Stored entries
^^^^^^^^^^^^^^^^

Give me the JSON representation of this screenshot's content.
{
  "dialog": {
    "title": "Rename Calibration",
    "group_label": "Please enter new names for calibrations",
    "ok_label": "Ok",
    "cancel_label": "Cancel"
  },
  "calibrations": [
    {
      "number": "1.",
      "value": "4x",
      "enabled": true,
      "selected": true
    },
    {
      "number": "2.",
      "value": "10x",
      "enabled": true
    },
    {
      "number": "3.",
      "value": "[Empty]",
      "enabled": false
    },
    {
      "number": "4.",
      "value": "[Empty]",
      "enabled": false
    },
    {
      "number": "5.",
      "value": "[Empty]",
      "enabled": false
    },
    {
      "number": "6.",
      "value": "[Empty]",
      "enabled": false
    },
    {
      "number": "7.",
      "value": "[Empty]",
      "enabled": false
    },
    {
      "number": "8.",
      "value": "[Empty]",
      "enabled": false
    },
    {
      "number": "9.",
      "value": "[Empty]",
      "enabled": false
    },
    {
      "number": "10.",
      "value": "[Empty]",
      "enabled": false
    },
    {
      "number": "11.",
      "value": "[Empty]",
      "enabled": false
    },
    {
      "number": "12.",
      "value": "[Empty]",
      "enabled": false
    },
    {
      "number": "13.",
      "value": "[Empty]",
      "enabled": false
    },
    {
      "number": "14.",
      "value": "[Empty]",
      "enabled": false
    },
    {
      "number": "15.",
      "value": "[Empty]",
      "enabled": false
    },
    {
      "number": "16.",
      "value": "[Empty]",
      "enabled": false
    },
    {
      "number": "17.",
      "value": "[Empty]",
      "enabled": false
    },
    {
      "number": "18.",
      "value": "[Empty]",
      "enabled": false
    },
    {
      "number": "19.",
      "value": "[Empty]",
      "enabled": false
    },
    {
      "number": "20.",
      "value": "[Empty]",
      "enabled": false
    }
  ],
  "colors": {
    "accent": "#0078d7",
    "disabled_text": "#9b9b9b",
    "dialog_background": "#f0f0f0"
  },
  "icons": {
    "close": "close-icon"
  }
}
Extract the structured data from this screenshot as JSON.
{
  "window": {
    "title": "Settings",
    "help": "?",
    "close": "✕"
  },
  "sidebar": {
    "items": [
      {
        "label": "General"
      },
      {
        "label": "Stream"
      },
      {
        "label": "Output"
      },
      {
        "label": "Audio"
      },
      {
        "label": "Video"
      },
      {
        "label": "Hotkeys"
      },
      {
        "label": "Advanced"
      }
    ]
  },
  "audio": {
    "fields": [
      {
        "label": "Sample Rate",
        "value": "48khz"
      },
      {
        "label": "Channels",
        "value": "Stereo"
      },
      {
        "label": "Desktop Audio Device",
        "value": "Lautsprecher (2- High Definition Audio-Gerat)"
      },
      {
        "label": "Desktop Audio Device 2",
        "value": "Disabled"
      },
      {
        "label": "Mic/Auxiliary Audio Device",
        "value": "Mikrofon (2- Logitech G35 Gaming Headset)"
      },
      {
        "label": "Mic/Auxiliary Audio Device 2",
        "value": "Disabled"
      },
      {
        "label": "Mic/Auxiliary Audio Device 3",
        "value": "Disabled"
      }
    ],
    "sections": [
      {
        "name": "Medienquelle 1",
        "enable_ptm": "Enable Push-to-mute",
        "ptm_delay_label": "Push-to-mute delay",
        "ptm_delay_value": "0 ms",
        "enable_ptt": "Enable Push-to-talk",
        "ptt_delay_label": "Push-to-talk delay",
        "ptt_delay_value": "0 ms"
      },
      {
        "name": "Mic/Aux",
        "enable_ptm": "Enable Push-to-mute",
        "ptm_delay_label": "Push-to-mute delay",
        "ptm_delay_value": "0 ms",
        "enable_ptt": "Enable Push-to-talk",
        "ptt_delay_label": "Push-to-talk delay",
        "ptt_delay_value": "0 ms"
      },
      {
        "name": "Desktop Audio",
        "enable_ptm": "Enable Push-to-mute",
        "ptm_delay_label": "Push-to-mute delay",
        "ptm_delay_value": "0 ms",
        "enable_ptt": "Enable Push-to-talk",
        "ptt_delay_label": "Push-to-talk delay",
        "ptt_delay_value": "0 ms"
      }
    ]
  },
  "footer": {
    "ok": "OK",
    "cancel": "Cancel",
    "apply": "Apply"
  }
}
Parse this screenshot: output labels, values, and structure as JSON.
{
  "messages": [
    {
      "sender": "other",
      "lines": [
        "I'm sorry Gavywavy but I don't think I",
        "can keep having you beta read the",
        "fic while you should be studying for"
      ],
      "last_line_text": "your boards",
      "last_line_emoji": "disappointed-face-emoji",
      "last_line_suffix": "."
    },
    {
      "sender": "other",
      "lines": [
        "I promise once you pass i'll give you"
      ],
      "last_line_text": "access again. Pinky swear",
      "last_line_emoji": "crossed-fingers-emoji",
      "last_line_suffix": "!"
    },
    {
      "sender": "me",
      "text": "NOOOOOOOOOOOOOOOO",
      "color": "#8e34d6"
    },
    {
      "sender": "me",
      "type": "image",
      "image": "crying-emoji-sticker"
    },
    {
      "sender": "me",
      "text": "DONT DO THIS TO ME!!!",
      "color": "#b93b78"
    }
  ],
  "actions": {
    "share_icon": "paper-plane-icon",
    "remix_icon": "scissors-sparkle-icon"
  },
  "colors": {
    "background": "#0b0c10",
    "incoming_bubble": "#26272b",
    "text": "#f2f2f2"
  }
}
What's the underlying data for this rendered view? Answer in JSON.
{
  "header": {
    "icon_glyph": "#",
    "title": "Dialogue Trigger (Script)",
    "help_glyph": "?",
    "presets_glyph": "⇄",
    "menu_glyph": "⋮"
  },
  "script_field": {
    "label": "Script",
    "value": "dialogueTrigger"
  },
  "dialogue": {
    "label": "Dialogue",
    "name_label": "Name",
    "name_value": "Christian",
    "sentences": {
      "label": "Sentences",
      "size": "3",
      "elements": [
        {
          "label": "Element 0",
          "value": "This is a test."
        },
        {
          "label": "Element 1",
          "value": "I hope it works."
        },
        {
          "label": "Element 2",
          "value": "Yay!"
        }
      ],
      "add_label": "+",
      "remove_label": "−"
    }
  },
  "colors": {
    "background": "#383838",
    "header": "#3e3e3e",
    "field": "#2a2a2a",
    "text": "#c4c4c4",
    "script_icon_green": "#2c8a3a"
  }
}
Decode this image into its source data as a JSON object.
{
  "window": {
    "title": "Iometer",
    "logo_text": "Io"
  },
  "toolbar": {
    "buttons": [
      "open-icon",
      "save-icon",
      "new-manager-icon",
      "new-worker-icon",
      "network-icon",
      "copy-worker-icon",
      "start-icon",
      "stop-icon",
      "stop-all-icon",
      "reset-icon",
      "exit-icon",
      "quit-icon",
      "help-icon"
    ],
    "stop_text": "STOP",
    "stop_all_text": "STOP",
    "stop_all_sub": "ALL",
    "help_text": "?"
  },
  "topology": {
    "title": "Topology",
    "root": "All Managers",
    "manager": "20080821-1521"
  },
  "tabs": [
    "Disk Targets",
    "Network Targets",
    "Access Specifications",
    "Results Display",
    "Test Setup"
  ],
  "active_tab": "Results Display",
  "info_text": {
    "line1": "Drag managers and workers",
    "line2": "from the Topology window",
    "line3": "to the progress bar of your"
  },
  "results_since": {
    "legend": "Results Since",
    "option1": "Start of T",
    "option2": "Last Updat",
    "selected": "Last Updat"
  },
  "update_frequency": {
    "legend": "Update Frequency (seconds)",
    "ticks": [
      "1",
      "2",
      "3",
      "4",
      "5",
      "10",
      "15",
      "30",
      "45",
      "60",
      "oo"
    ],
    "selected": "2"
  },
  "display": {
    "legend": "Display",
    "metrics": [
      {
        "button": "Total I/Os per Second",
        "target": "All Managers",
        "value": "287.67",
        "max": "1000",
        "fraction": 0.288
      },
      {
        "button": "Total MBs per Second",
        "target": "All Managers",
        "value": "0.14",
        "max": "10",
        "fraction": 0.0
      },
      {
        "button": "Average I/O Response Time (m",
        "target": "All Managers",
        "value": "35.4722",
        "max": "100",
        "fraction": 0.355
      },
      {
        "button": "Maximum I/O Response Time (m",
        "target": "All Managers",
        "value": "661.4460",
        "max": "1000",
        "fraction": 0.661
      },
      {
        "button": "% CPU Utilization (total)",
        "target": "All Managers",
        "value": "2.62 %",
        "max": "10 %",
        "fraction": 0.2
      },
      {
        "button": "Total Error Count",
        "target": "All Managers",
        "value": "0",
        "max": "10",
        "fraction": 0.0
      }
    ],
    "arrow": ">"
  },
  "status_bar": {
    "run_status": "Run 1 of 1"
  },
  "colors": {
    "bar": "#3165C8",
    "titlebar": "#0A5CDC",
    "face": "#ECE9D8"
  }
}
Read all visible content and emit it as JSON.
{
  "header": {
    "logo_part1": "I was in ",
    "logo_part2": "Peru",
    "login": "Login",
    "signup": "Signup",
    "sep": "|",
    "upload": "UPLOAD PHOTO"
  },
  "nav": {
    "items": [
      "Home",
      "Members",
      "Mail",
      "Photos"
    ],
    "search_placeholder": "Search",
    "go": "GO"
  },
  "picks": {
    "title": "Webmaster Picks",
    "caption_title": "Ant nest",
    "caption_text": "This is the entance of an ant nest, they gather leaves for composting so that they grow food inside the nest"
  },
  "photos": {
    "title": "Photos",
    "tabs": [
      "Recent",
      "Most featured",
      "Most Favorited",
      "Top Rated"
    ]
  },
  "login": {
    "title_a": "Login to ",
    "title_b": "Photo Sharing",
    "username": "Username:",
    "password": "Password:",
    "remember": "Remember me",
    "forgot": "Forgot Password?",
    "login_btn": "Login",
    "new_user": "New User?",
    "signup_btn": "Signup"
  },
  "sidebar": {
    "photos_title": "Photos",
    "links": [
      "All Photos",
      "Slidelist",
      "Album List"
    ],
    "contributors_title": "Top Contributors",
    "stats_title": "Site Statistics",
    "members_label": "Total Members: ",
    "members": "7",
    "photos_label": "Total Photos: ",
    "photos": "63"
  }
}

^^^^^^^^^^^^^^^^

Stated exercise
From the entries, copy out each line containing the word "face".

Result
      "last_line_emoji": "disappointed-face-emoji",
    "face": "#ECE9D8"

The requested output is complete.